Reproduce each of the items below verbatim, omitting the pictures.

Information provided:
----

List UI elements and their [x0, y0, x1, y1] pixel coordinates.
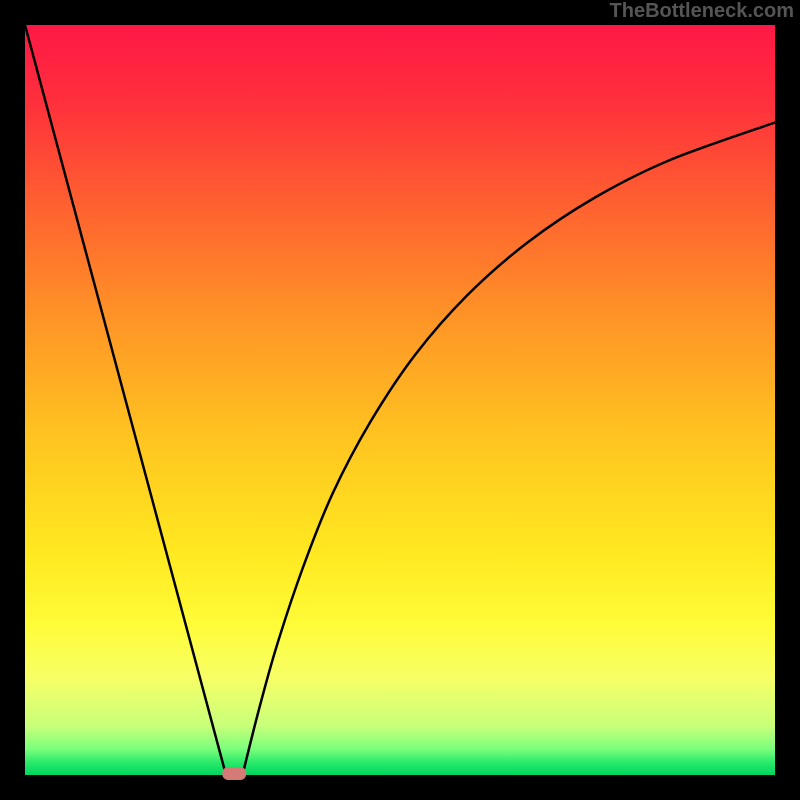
chart-container: TheBottleneck.com [0, 0, 800, 800]
gradient-background [25, 25, 775, 775]
bottleneck-chart [0, 0, 800, 800]
optimal-point-marker [222, 767, 246, 780]
attribution-text: TheBottleneck.com [610, 0, 794, 23]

----

Full answer:
List UI elements and their [x0, y0, x1, y1] pixel coordinates.
chart-container: TheBottleneck.com [0, 0, 800, 800]
gradient-background [25, 25, 775, 775]
bottleneck-chart [0, 0, 800, 800]
optimal-point-marker [222, 767, 246, 780]
attribution-text: TheBottleneck.com [610, 0, 794, 23]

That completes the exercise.